• [What is required]:
Pick out each line of the records in which the word "JSON" appears.
'''
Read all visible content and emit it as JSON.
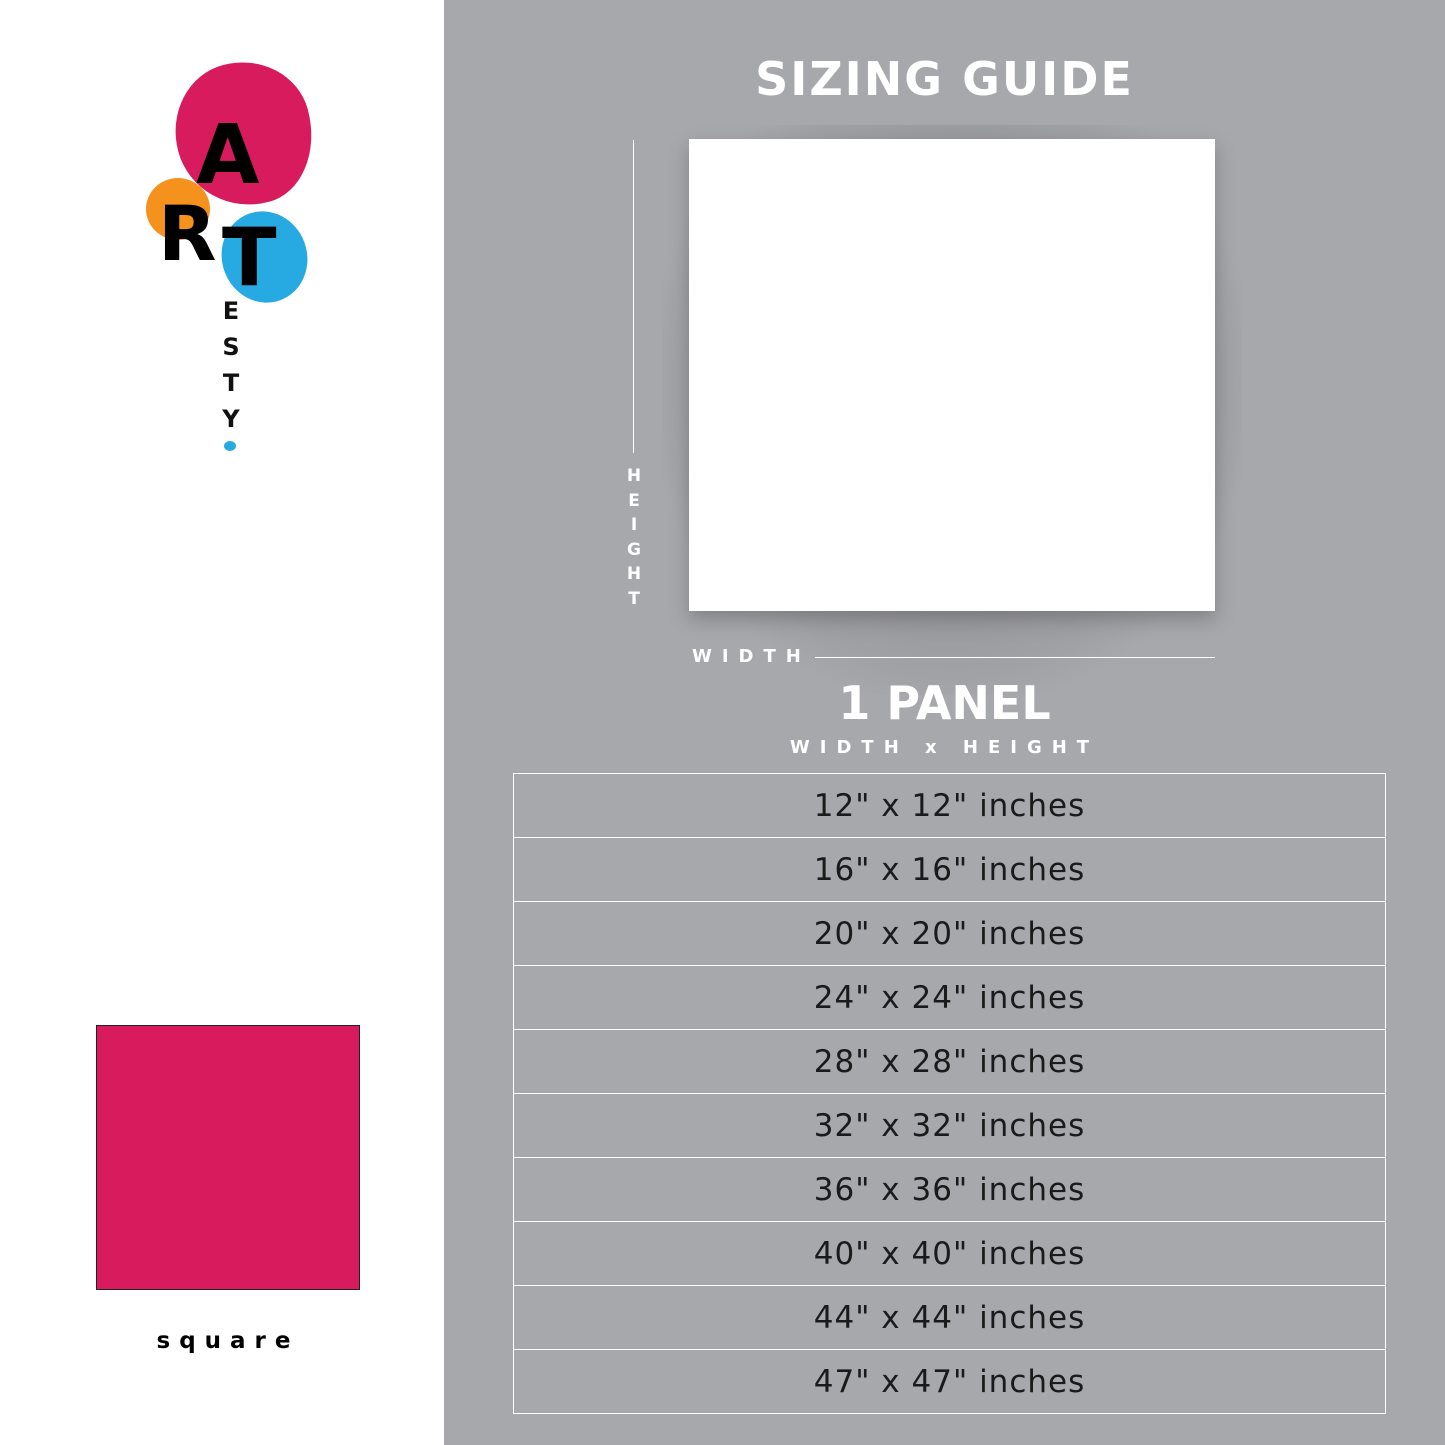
{
  "logo": {
    "letters": [
      "A",
      "R",
      "T"
    ],
    "vertical": [
      "E",
      "S",
      "T",
      "Y"
    ],
    "colors": {
      "pink": "#d81b5c",
      "orange": "#f5921e",
      "blue": "#27a9e1"
    }
  },
  "swatch": {
    "label": "square",
    "color": "#d81b5c"
  },
  "guide": {
    "title": "SIZING GUIDE",
    "height_label": "H\nE\nI\nG\nH\nT",
    "width_label": "WIDTH",
    "panel_title": "1 PANEL",
    "subtitle": "WIDTH x HEIGHT",
    "sizes": [
      "12\" x 12\" inches",
      "16\" x 16\" inches",
      "20\" x 20\" inches",
      "24\" x 24\" inches",
      "28\" x 28\" inches",
      "32\" x 32\" inches",
      "36\" x 36\" inches",
      "40\" x 40\" inches",
      "44\" x 44\" inches",
      "47\" x 47\" inches"
    ]
  }
}
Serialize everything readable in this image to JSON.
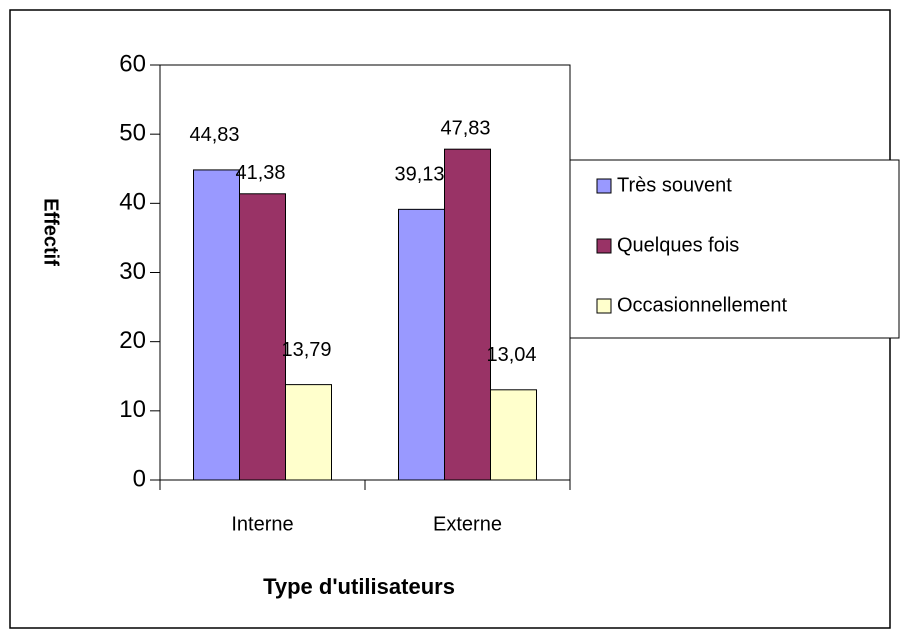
{
  "chart_data": {
    "type": "bar",
    "x_label": "Type d'utilisateurs",
    "y_label": "Effectif",
    "categories": [
      "Interne",
      "Externe"
    ],
    "series": [
      {
        "name": "Très souvent",
        "color": "#9999ff",
        "values": [
          44.83,
          39.13
        ],
        "value_labels": [
          "44,83",
          "39,13"
        ]
      },
      {
        "name": "Quelques fois",
        "color": "#993366",
        "values": [
          41.38,
          47.83
        ],
        "value_labels": [
          "41,38",
          "47,83"
        ]
      },
      {
        "name": "Occasionnellement",
        "color": "#ffffcc",
        "values": [
          13.79,
          13.04
        ],
        "value_labels": [
          "13,79",
          "13,04"
        ]
      }
    ],
    "ylim": [
      0,
      60
    ],
    "yticks": [
      0,
      10,
      20,
      30,
      40,
      50,
      60
    ],
    "grid": false,
    "legend": "right"
  }
}
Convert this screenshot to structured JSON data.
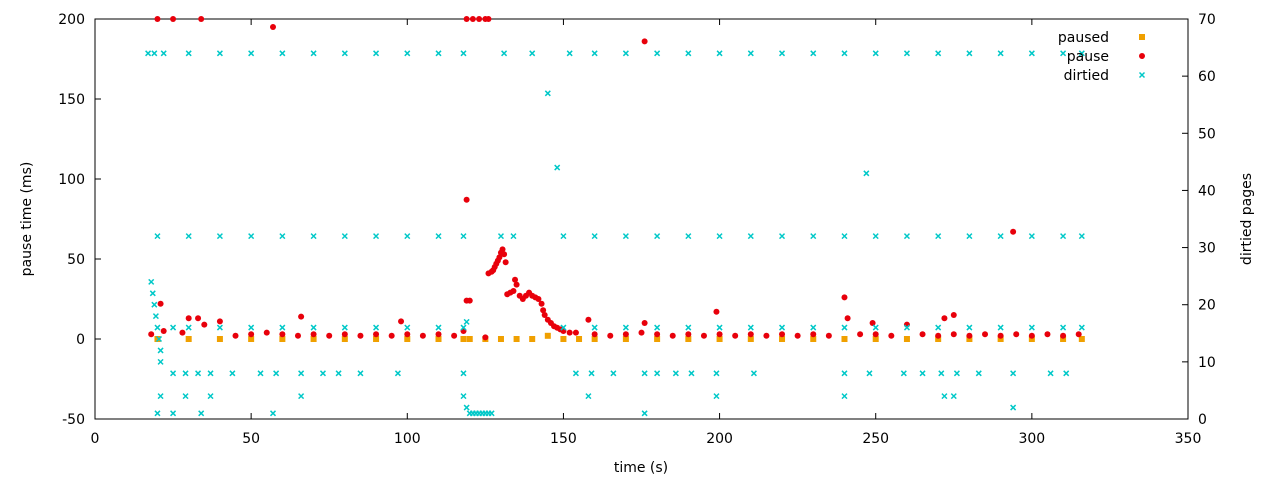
'''
• [Completed exercise]:
Read all visible content and emit it as JSON.
Serialize everything readable in this image to JSON.
Convert this screenshot to structured JSON data.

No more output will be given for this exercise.